▸ Documento de origem

Desaparecido do radar dos serviços de streaming, salvo ocasionais aparições piratas (não oficiais) no YouTube, Big Jato, de Cláudio Assis, completou dez anos desde a estreia e foi recuperado numa retrospectiva televisiva promovida pelo Canal Brasil – no país de onde retirou emprestado o nome – dedicada aos vencedores do Festival de Brasília. Dessa mostra fez parte outra joia de Assis, talvez a mais reluzente da sua carreira, que, por sorte, encontrou abrigo na Prime Video da Amazon: Piedade (2019). A pandemia prejudicou a sua estreia comercial, mas não lhe retirou frescura. Fernanda Montenegro reforçou o elenco de estrelas no currículo de Assis, que em 2002 abalou o cinema brasileiro com Amarelo Manga.
Na filmografia feroz deste realizador, há muito afastado das salas de cinema – e elevado à excelência com Baixio das Bestas, vencedor do Tiger Award em Roterdão, em 2007 – há espaço fértil para tubarões. O animal, mencionado repetidamente em Piedade, surge sempre associado à ganância e ao desajuste social. A sua fera mais faminta é Aurélio, executivo de uma petrolífera, que bebe whisky com o júbilo da ostentação. Essa máquina de matar é interpretada por Matheus Nachtergaele.
É pelo litoral de Piedade que Aurélio ataca: o título do filme remete a uma utopia praiana. O argumento dessa utopia, assinado por Anna Francisco, Dillner Gomes e Hilton Lacerda, oferece pérolas como: “E sexo cheira mal desde quando? Sexo é cheiroso”.
Na longa-metragem, essa praia com nome de sentimento é alvo do apetite da corporação para a qual Aurélio trabalha, reportando sempre as suas andanças (e corrupções) à mãe, a quem esconde a sua orientação sexual. Essa big mama, igualmente intolerante, é vivida por Denise Weinberg (estrela de O Último Azul), que não disfarça a homofobia quando suspeita que homens sem camisa frequentam o quarto do seu menino. Apesar das carapuças de que se esquiva, Aurélio veste com gosto, no plano profissional, a máscara de predador.

▸ Linhas fornecidas
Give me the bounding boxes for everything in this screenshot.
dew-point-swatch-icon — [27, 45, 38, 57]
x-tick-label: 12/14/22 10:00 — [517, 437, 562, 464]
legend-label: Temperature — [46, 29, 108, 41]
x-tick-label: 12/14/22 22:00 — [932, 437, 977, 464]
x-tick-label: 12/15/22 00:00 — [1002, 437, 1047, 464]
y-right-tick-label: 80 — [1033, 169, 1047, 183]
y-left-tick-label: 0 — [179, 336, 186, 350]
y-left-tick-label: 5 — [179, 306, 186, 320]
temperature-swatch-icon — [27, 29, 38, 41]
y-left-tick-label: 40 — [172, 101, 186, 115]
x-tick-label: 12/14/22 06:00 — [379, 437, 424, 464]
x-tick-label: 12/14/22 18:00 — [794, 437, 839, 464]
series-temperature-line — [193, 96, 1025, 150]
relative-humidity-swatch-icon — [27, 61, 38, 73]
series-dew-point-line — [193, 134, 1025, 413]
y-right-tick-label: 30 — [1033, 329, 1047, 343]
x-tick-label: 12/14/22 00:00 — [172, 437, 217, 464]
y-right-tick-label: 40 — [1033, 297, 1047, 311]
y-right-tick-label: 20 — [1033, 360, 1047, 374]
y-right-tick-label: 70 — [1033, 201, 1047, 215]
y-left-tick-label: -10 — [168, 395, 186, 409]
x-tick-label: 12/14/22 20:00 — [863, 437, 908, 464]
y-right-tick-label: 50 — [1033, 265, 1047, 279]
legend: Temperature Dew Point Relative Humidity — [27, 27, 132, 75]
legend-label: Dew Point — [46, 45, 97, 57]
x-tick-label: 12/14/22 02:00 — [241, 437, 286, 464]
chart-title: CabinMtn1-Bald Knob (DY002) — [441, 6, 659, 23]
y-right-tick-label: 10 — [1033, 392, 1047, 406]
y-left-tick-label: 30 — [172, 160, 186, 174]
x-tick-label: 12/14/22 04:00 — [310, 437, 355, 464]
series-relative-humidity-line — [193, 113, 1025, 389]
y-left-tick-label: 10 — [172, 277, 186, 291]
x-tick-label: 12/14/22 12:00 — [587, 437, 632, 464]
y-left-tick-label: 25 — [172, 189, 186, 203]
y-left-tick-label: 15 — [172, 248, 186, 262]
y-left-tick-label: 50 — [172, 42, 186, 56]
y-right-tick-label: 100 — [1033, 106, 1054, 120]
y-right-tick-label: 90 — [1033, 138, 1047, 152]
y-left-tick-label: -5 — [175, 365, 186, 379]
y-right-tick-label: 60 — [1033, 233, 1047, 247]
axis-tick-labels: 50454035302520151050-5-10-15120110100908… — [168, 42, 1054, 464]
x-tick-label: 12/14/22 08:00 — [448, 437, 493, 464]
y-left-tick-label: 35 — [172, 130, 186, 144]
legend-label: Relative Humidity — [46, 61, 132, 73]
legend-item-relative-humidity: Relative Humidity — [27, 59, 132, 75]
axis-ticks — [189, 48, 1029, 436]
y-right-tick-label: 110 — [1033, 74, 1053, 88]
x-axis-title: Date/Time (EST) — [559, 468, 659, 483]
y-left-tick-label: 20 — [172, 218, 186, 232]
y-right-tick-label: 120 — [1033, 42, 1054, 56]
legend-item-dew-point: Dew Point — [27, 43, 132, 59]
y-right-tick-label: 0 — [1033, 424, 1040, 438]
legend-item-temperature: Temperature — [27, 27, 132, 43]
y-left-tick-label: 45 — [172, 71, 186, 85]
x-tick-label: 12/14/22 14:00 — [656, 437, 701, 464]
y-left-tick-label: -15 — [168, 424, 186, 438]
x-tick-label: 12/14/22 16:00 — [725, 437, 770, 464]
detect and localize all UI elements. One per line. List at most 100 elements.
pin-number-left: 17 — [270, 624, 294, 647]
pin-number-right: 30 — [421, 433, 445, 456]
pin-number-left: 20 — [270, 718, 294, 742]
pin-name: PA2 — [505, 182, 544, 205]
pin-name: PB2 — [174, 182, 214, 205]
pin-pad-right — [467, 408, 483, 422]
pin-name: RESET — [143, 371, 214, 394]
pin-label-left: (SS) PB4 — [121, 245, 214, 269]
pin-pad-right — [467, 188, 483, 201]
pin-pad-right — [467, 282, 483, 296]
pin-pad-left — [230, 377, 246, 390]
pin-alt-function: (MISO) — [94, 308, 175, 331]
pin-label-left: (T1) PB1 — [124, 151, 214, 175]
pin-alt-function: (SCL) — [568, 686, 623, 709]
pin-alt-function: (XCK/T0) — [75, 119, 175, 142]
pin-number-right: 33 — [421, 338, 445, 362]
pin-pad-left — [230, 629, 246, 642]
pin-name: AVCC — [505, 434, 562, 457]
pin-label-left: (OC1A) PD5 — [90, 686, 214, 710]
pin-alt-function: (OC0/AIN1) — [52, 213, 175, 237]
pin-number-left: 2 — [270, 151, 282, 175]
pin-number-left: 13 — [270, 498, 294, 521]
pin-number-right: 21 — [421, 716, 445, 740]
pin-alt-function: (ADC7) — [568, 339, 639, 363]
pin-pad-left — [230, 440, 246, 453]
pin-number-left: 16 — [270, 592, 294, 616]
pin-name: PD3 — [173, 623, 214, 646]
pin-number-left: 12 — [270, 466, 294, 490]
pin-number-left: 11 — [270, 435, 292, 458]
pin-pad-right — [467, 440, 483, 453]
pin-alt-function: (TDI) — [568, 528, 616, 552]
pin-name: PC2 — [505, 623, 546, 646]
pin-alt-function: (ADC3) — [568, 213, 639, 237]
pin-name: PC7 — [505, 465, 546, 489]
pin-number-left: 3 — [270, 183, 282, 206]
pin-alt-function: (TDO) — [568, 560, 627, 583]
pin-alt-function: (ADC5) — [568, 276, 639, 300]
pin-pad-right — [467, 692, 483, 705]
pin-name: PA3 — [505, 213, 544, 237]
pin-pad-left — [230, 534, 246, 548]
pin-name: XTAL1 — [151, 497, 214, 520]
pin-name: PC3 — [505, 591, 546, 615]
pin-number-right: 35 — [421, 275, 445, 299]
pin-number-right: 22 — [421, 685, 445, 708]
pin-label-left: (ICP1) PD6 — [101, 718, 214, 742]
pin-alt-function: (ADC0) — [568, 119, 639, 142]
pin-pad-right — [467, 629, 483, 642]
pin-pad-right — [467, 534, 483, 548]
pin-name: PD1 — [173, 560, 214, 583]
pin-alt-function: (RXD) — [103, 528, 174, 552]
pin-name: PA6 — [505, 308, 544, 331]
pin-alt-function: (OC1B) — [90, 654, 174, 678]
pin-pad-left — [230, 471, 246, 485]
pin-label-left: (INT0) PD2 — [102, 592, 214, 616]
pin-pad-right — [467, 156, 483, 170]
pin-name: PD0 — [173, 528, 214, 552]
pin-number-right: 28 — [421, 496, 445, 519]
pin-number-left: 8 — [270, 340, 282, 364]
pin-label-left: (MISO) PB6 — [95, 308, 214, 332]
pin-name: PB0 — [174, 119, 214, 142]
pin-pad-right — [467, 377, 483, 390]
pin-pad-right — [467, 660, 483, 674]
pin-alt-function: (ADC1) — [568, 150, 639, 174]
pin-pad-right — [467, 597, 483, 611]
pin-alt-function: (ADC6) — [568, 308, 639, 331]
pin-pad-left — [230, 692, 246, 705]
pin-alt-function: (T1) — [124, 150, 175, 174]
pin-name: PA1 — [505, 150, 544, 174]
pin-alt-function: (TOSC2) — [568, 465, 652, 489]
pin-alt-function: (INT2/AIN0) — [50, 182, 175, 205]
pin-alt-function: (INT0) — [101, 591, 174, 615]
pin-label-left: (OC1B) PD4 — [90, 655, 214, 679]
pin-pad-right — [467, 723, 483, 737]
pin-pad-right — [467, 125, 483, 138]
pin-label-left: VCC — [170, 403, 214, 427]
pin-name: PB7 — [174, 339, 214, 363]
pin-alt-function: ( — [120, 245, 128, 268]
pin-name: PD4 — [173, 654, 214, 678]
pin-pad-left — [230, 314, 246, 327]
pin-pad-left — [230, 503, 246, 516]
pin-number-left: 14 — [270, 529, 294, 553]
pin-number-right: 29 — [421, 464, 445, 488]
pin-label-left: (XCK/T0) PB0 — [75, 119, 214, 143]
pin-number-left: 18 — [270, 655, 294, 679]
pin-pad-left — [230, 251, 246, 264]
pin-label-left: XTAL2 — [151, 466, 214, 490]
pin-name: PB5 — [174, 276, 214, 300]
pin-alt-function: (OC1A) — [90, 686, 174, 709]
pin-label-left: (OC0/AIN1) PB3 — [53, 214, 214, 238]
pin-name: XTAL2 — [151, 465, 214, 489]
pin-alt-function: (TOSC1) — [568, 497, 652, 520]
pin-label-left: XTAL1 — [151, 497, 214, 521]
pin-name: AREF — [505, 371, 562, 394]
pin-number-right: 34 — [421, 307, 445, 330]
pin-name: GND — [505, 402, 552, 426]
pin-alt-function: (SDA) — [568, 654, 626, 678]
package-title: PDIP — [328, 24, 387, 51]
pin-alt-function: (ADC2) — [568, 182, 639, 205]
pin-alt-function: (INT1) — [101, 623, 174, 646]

▸ O que fazer
- 1) Reproduza do texto sobre o cinema de Cláudio Assis o trecho que vai de "Na longa-metragem, essa" até "máscara de predador.", inclusive.
- 2) No texto sobre o cinema de Cláudio Assis, quem interpreta Aurélio em Piedade?
- 3) Continue o texto sobre o cinema de Cláudio Assis a partir do ponto em que ele termina.

▸ Respostas por item
- 1)
Na longa-metragem, essa praia com nome de sentimento é alvo do apetite da corporação para a qual Aurélio trabalha, reportando sempre as suas andanças (e corrupções) à mãe, a quem esconde a sua orientação sexual. Essa big mama, igualmente intolerante, é vivida por Denise Weinberg (estrela de O Último Azul), que não disfarça a homofobia quando suspeita que homens sem camisa frequentam o quarto do seu menino. Apesar das carapuças de que se esquiva, Aurélio veste com gosto, no plano profissional, a máscara de predador.

- 2) Matheus Nachtergaele.

- 3)
A sua presa preferida, tratada como iguaria, é o exibidor Sandro – papel que faz Cauã Reymond ascender, de uma vez por todas, aos altares do risco e da exuberância cénica. Se existe, em Piedade, um espaço de heroísmo, de virtude, ele pertence a Sandro, que gravita em torno do liberalismo do amor. A sua morada é um cinema pornográfico, onde reside a faceta mais autoral de Assis. Como definiu uma vez Nachtergaele, a sua obra é sobre “como trepamos mal e como amamos mal”. Aliás, raras vezes o sexo foi filmado com luz mais bela do que a fotografia de Marcelo Durst, que desenha o tom lírico da querência dos corpos de Assis.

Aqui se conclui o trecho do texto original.